Dataset records:

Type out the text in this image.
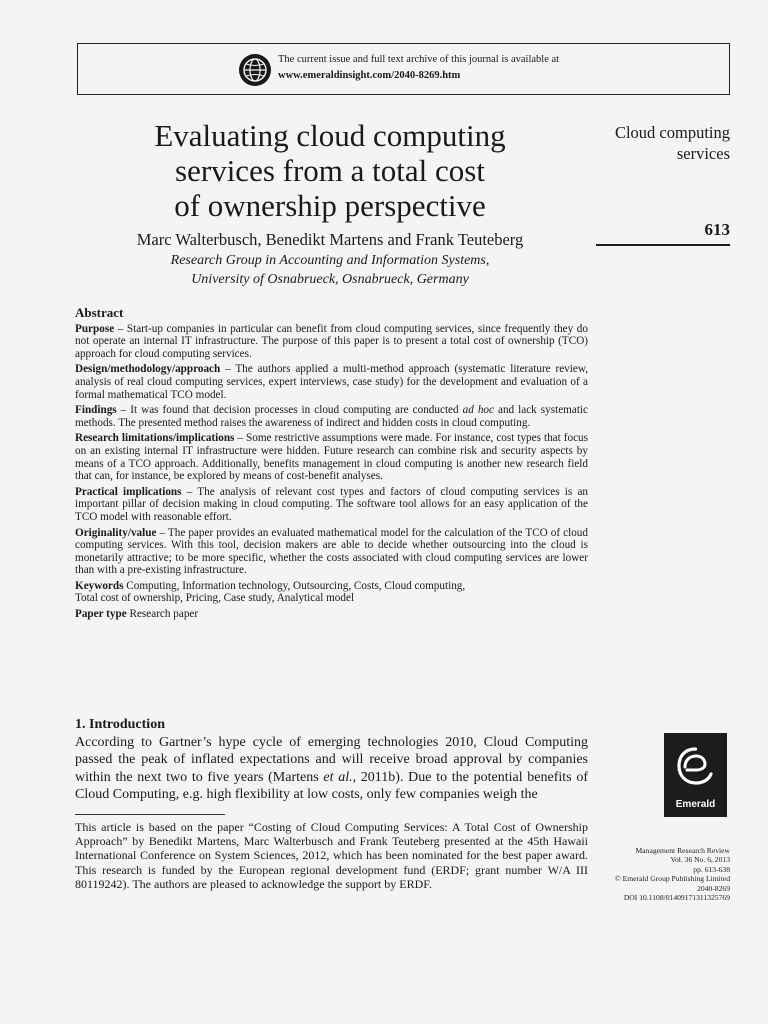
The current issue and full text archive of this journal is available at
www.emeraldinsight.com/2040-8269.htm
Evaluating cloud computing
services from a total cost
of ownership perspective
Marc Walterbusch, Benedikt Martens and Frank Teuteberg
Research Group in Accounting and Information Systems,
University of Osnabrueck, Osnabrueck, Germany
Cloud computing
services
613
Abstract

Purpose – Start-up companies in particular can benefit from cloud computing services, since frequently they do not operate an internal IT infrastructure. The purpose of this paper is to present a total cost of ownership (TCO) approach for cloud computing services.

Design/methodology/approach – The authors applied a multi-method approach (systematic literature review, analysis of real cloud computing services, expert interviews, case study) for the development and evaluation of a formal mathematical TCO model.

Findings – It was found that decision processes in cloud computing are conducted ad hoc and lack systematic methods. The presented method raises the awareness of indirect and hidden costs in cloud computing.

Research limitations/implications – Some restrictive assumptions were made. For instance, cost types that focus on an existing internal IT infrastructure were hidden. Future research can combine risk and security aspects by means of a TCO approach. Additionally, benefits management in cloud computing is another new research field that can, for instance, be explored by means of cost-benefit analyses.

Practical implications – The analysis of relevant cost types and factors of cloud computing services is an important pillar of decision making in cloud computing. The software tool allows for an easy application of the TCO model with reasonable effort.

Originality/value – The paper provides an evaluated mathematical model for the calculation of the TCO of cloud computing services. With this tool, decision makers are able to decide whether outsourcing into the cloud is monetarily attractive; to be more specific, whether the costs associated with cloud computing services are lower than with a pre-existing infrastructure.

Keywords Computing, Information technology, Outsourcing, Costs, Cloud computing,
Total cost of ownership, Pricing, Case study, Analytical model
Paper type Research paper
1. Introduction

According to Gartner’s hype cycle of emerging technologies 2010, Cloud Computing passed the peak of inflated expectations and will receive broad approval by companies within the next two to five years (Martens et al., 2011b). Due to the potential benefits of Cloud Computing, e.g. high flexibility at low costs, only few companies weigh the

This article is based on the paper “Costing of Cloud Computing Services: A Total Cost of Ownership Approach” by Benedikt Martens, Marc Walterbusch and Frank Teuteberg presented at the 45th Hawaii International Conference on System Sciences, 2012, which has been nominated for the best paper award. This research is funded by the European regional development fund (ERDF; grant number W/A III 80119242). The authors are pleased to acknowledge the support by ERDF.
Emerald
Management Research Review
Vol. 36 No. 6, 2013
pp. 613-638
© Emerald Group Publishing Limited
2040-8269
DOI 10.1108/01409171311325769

▶ [REQUEST] Lines holding the word "Group" in the entries above are the ones to pull out. Copy them all.

▶ [TASK RESULT]
Research Group in Accounting and Information Systems,
© Emerald Group Publishing Limited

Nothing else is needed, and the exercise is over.